▶ [Records]
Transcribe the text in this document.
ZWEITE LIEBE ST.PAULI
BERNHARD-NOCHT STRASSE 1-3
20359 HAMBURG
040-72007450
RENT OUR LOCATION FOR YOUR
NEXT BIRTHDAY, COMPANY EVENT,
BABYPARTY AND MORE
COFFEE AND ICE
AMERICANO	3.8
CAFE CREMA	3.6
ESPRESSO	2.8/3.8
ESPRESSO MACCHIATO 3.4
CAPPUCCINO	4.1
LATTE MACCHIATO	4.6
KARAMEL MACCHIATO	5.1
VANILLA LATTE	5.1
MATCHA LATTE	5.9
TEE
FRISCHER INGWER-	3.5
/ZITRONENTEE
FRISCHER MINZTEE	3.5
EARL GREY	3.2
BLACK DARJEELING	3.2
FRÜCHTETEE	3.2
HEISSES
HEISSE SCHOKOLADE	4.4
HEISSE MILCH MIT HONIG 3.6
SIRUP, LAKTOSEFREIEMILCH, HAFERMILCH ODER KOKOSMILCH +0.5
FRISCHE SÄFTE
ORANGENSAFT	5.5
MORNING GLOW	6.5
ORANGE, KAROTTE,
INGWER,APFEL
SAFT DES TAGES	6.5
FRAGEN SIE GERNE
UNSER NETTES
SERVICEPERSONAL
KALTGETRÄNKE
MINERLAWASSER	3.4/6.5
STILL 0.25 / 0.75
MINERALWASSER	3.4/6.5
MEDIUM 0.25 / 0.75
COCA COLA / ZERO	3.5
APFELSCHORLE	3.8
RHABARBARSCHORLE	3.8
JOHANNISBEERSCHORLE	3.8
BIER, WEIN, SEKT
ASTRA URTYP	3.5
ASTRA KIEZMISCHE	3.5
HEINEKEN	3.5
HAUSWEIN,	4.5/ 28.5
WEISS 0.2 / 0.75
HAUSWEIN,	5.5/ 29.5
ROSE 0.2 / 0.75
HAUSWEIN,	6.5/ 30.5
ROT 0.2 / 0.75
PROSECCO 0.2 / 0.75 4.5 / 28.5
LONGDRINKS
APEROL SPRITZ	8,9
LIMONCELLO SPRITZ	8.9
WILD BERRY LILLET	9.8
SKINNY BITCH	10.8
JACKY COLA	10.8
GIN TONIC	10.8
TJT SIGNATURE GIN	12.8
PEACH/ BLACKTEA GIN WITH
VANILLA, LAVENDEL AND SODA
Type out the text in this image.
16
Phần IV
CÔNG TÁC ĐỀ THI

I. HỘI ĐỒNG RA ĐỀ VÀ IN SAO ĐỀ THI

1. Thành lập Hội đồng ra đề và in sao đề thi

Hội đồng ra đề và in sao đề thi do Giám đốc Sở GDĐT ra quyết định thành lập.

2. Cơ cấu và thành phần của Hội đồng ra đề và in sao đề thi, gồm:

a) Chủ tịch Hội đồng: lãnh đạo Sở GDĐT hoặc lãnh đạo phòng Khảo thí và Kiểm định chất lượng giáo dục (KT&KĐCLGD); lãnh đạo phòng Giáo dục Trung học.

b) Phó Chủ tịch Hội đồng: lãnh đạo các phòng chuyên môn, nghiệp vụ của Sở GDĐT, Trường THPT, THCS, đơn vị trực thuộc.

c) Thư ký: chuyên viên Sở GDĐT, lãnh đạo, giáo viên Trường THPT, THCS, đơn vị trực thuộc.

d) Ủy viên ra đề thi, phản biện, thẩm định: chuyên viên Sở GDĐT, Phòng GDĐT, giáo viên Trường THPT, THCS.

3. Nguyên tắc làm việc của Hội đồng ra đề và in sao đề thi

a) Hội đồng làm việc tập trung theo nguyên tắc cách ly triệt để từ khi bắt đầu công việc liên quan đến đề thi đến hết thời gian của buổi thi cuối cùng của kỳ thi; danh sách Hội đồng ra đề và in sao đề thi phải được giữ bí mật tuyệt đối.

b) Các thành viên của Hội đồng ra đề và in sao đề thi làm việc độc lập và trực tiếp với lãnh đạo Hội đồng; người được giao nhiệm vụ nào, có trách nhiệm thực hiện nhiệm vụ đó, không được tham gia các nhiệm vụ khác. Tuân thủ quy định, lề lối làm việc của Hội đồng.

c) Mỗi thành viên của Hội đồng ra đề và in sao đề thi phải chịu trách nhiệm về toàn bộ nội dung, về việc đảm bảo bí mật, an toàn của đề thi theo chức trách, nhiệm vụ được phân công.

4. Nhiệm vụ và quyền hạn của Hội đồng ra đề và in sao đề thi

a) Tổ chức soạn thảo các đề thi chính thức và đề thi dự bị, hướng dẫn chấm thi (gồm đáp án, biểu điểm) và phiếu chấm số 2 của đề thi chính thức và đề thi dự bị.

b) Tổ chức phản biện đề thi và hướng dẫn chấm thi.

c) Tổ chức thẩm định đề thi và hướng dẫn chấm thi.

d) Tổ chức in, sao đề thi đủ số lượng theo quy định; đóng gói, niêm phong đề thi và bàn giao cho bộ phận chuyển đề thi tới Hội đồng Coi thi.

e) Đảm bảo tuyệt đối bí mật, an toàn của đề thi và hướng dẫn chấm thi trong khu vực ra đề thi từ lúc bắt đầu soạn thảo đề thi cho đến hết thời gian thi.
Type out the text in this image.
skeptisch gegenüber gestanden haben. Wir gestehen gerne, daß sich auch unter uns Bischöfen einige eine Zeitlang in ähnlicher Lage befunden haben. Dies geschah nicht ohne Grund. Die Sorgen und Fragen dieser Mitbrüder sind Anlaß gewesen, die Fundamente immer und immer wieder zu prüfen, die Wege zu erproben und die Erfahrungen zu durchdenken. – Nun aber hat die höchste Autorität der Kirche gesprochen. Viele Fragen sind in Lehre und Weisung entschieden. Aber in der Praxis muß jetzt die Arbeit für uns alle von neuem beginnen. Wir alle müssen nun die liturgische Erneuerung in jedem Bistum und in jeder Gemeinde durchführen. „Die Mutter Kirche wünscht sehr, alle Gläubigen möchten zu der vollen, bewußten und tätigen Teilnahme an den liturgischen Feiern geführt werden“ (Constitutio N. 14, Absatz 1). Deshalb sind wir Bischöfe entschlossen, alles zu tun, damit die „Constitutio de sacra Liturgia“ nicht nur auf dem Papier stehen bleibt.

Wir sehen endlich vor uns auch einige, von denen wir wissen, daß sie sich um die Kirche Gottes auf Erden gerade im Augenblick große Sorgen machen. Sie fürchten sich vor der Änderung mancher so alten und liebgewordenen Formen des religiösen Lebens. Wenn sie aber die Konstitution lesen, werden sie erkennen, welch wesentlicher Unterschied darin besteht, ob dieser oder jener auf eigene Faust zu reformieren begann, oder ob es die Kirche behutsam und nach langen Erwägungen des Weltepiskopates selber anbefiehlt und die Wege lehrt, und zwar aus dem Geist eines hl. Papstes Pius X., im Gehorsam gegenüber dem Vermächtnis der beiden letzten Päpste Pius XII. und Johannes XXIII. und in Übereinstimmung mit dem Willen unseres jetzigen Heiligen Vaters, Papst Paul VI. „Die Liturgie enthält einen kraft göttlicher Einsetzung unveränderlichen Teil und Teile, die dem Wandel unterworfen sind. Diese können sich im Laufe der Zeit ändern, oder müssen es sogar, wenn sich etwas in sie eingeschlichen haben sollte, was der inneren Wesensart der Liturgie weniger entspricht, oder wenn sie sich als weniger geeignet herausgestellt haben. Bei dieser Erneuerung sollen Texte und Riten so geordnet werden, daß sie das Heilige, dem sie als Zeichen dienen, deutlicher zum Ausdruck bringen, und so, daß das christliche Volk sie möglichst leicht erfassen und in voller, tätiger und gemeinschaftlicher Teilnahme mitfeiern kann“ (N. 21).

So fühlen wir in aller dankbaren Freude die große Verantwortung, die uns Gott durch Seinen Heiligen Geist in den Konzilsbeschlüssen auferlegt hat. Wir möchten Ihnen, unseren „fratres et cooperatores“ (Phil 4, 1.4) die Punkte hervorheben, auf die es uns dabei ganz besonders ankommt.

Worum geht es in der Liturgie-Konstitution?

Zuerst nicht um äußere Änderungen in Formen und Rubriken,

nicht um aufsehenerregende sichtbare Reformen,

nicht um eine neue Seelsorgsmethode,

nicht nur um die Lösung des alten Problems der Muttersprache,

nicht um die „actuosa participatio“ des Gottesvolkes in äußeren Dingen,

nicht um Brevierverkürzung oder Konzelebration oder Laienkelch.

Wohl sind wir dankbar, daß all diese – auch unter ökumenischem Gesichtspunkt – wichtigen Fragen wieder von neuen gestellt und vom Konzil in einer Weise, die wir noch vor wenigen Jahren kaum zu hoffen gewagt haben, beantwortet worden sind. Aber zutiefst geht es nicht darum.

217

▶ [Short task]
Go through the preceding material and copy each line that has the word "thuộc".

▶ [Answer below]
b) Phó Chủ tịch Hội đồng: lãnh đạo các phòng chuyên môn, nghiệp vụ của Sở GDĐT, Trường THPT, THCS, đơn vị trực thuộc.
c) Thư ký: chuyên viên Sở GDĐT, lãnh đạo, giáo viên Trường THPT, THCS, đơn vị trực thuộc.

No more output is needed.